Data entries:
# # # #
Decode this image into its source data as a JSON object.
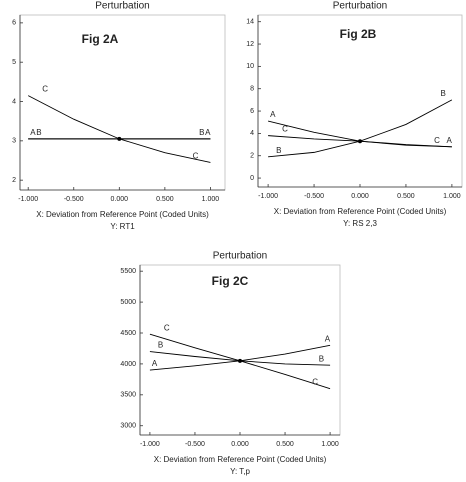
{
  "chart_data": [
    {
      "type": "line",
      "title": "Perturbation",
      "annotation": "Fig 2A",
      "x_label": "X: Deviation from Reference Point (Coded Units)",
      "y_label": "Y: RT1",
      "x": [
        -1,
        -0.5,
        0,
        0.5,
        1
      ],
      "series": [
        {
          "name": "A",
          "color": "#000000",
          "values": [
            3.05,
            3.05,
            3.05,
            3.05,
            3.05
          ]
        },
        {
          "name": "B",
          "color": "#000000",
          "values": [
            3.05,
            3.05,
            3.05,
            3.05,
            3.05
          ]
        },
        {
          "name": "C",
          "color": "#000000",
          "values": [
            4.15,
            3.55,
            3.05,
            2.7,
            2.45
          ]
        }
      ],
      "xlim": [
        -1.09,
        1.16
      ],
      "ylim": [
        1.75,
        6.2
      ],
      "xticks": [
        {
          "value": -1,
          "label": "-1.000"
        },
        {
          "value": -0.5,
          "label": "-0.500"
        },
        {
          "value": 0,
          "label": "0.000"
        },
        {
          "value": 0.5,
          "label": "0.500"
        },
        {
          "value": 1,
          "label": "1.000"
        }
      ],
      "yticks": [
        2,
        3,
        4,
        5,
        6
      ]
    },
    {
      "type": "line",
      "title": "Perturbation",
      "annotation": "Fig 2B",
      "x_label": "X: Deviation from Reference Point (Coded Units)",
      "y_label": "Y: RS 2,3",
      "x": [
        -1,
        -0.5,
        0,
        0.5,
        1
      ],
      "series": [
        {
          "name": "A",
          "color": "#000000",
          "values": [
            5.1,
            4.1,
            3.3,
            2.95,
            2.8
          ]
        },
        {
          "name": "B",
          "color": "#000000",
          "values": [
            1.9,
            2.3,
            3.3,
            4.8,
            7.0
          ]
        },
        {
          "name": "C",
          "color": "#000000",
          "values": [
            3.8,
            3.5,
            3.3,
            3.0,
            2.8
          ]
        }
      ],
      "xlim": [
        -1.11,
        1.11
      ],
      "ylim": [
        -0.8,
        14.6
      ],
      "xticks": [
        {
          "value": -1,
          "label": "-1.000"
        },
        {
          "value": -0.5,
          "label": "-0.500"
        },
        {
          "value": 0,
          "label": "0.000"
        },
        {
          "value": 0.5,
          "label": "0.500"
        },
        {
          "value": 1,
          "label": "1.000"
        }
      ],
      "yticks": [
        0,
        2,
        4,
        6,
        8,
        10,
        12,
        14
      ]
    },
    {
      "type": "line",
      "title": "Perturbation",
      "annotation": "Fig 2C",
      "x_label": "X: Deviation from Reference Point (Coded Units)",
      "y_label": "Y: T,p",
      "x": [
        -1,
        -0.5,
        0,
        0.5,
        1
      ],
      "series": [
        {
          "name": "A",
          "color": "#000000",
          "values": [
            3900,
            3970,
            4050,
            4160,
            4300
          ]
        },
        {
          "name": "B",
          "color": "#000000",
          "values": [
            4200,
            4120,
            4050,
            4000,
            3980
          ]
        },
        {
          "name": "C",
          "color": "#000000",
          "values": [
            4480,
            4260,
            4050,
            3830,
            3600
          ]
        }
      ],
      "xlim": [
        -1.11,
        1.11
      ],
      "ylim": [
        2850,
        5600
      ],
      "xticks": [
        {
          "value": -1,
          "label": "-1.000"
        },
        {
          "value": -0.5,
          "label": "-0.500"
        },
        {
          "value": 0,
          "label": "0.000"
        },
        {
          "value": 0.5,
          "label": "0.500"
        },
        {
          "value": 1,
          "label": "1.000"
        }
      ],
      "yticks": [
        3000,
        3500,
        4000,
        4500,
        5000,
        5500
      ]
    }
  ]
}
# # # #
▸ **Problem to solve**
Reproduce the listing exactly. Leave its pictures out.

▸ **Correct response**
Decode this image into its source data as a JSON object.
{
  "chart_data": [
    {
      "type": "line",
      "title": "Perturbation",
      "annotation": "Fig 2A",
      "x_label": "X: Deviation from Reference Point (Coded Units)",
      "y_label": "Y: RT1",
      "x": [
        -1,
        -0.5,
        0,
        0.5,
        1
      ],
      "series": [
        {
          "name": "A",
          "color": "#000000",
          "values": [
            3.05,
            3.05,
            3.05,
            3.05,
            3.05
          ]
        },
        {
          "name": "B",
          "color": "#000000",
          "values": [
            3.05,
            3.05,
            3.05,
            3.05,
            3.05
          ]
        },
        {
          "name": "C",
          "color": "#000000",
          "values": [
            4.15,
            3.55,
            3.05,
            2.7,
            2.45
          ]
        }
      ],
      "xlim": [
        -1.09,
        1.16
      ],
      "ylim": [
        1.75,
        6.2
      ],
      "xticks": [
        {
          "value": -1,
          "label": "-1.000"
        },
        {
          "value": -0.5,
          "label": "-0.500"
        },
        {
          "value": 0,
          "label": "0.000"
        },
        {
          "value": 0.5,
          "label": "0.500"
        },
        {
          "value": 1,
          "label": "1.000"
        }
      ],
      "yticks": [
        2,
        3,
        4,
        5,
        6
      ]
    },
    {
      "type": "line",
      "title": "Perturbation",
      "annotation": "Fig 2B",
      "x_label": "X: Deviation from Reference Point (Coded Units)",
      "y_label": "Y: RS 2,3",
      "x": [
        -1,
        -0.5,
        0,
        0.5,
        1
      ],
      "series": [
        {
          "name": "A",
          "color": "#000000",
          "values": [
            5.1,
            4.1,
            3.3,
            2.95,
            2.8
          ]
        },
        {
          "name": "B",
          "color": "#000000",
          "values": [
            1.9,
            2.3,
            3.3,
            4.8,
            7.0
          ]
        },
        {
          "name": "C",
          "color": "#000000",
          "values": [
            3.8,
            3.5,
            3.3,
            3.0,
            2.8
          ]
        }
      ],
      "xlim": [
        -1.11,
        1.11
      ],
      "ylim": [
        -0.8,
        14.6
      ],
      "xticks": [
        {
          "value": -1,
          "label": "-1.000"
        },
        {
          "value": -0.5,
          "label": "-0.500"
        },
        {
          "value": 0,
          "label": "0.000"
        },
        {
          "value": 0.5,
          "label": "0.500"
        },
        {
          "value": 1,
          "label": "1.000"
        }
      ],
      "yticks": [
        0,
        2,
        4,
        6,
        8,
        10,
        12,
        14
      ]
    },
    {
      "type": "line",
      "title": "Perturbation",
      "annotation": "Fig 2C",
      "x_label": "X: Deviation from Reference Point (Coded Units)",
      "y_label": "Y: T,p",
      "x": [
        -1,
        -0.5,
        0,
        0.5,
        1
      ],
      "series": [
        {
          "name": "A",
          "color": "#000000",
          "values": [
            3900,
            3970,
            4050,
            4160,
            4300
          ]
        },
        {
          "name": "B",
          "color": "#000000",
          "values": [
            4200,
            4120,
            4050,
            4000,
            3980
          ]
        },
        {
          "name": "C",
          "color": "#000000",
          "values": [
            4480,
            4260,
            4050,
            3830,
            3600
          ]
        }
      ],
      "xlim": [
        -1.11,
        1.11
      ],
      "ylim": [
        2850,
        5600
      ],
      "xticks": [
        {
          "value": -1,
          "label": "-1.000"
        },
        {
          "value": -0.5,
          "label": "-0.500"
        },
        {
          "value": 0,
          "label": "0.000"
        },
        {
          "value": 0.5,
          "label": "0.500"
        },
        {
          "value": 1,
          "label": "1.000"
        }
      ],
      "yticks": [
        3000,
        3500,
        4000,
        4500,
        5000,
        5500
      ]
    }
  ]
}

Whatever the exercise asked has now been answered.